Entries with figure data
━━━━

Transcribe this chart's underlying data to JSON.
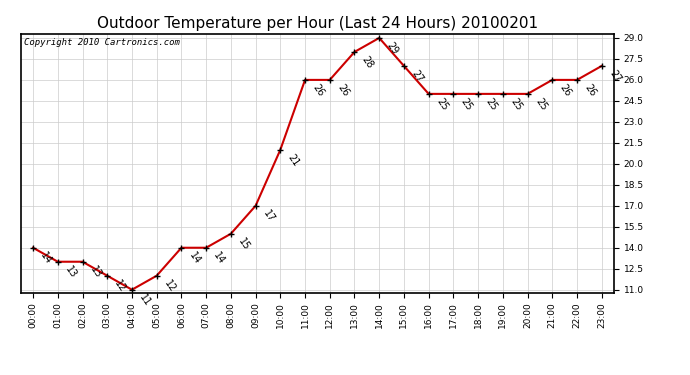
{
  "title": "Outdoor Temperature per Hour (Last 24 Hours) 20100201",
  "copyright": "Copyright 2010 Cartronics.com",
  "hours": [
    "00:00",
    "01:00",
    "02:00",
    "03:00",
    "04:00",
    "05:00",
    "06:00",
    "07:00",
    "08:00",
    "09:00",
    "10:00",
    "11:00",
    "12:00",
    "13:00",
    "14:00",
    "15:00",
    "16:00",
    "17:00",
    "18:00",
    "19:00",
    "20:00",
    "21:00",
    "22:00",
    "23:00"
  ],
  "values": [
    14,
    13,
    13,
    12,
    11,
    12,
    14,
    14,
    15,
    17,
    21,
    26,
    26,
    28,
    29,
    27,
    25,
    25,
    25,
    25,
    25,
    26,
    26,
    27
  ],
  "ylim_min": 10.8,
  "ylim_max": 29.3,
  "yticks": [
    11.0,
    12.5,
    14.0,
    15.5,
    17.0,
    18.5,
    20.0,
    21.5,
    23.0,
    24.5,
    26.0,
    27.5,
    29.0
  ],
  "line_color": "#cc0000",
  "marker_color": "#000000",
  "bg_color": "#ffffff",
  "grid_color": "#cccccc",
  "title_fontsize": 11,
  "copyright_fontsize": 6.5,
  "label_fontsize": 7,
  "tick_fontsize": 6.5
}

━━━━

## What is being asked
Exclude every picture and copy the remaining data exactly.

## Output below
Transcribe this chart's underlying data to JSON.
{
  "title": "Outdoor Temperature per Hour (Last 24 Hours) 20100201",
  "copyright": "Copyright 2010 Cartronics.com",
  "hours": [
    "00:00",
    "01:00",
    "02:00",
    "03:00",
    "04:00",
    "05:00",
    "06:00",
    "07:00",
    "08:00",
    "09:00",
    "10:00",
    "11:00",
    "12:00",
    "13:00",
    "14:00",
    "15:00",
    "16:00",
    "17:00",
    "18:00",
    "19:00",
    "20:00",
    "21:00",
    "22:00",
    "23:00"
  ],
  "values": [
    14,
    13,
    13,
    12,
    11,
    12,
    14,
    14,
    15,
    17,
    21,
    26,
    26,
    28,
    29,
    27,
    25,
    25,
    25,
    25,
    25,
    26,
    26,
    27
  ],
  "ylim_min": 10.8,
  "ylim_max": 29.3,
  "yticks": [
    11.0,
    12.5,
    14.0,
    15.5,
    17.0,
    18.5,
    20.0,
    21.5,
    23.0,
    24.5,
    26.0,
    27.5,
    29.0
  ],
  "line_color": "#cc0000",
  "marker_color": "#000000",
  "bg_color": "#ffffff",
  "grid_color": "#cccccc",
  "title_fontsize": 11,
  "copyright_fontsize": 6.5,
  "label_fontsize": 7,
  "tick_fontsize": 6.5
}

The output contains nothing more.